> **Material for the task**:

○ ○ ○ ○ ○ ○ ○

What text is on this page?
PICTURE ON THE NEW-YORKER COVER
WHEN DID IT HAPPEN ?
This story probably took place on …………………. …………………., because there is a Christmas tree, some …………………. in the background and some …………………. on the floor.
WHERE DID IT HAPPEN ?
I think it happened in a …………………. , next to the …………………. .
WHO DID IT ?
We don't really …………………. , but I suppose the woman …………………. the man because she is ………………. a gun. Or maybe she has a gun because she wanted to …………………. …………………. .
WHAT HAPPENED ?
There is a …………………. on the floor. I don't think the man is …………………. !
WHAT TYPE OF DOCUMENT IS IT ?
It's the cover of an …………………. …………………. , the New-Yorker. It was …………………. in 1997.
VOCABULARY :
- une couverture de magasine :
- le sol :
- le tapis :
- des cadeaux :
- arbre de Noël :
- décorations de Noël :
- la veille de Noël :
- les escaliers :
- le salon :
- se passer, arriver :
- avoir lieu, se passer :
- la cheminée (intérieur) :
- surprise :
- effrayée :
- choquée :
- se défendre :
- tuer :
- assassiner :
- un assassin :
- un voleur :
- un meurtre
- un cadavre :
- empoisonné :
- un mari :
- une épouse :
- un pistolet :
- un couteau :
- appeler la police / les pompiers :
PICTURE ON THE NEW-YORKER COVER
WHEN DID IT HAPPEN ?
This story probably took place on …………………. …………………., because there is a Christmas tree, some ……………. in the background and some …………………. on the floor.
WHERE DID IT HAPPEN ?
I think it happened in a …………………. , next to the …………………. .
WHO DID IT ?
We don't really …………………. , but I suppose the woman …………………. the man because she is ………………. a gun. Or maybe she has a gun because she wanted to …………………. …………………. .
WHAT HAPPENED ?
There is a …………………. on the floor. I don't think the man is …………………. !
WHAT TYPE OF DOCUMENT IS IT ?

○ ○ ○ ○ ○ ○ ○

Return all of the entries exactly as they were supplied.

What text is on this page?
PICTURE ON THE NEW-YORKER COVER
WHEN DID IT HAPPEN ?
This story probably took place on …………………. …………………., because there is a Christmas tree, some …………………. in the background and some …………………. on the floor.
WHERE DID IT HAPPEN ?
I think it happened in a …………………. , next to the …………………. .
WHO DID IT ?
We don't really …………………. , but I suppose the woman …………………. the man because she is ………………. a gun. Or maybe she has a gun because she wanted to …………………. …………………. .
WHAT HAPPENED ?
There is a …………………. on the floor. I don't think the man is …………………. !
WHAT TYPE OF DOCUMENT IS IT ?
It's the cover of an …………………. …………………. , the New-Yorker. It was …………………. in 1997.
VOCABULARY :
- une couverture de magasine :
- le sol :
- le tapis :
- des cadeaux :
- arbre de Noël :
- décorations de Noël :
- la veille de Noël :
- les escaliers :
- le salon :
- se passer, arriver :
- avoir lieu, se passer :
- la cheminée (intérieur) :
- surprise :
- effrayée :
- choquée :
- se défendre :
- tuer :
- assassiner :
- un assassin :
- un voleur :
- un meurtre
- un cadavre :
- empoisonné :
- un mari :
- une épouse :
- un pistolet :
- un couteau :
- appeler la police / les pompiers :
PICTURE ON THE NEW-YORKER COVER
WHEN DID IT HAPPEN ?
This story probably took place on …………………. …………………., because there is a Christmas tree, some ……………. in the background and some …………………. on the floor.
WHERE DID IT HAPPEN ?
I think it happened in a …………………. , next to the …………………. .
WHO DID IT ?
We don't really …………………. , but I suppose the woman …………………. the man because she is ………………. a gun. Or maybe she has a gun because she wanted to …………………. …………………. .
WHAT HAPPENED ?
There is a …………………. on the floor. I don't think the man is …………………. !
WHAT TYPE OF DOCUMENT IS IT ?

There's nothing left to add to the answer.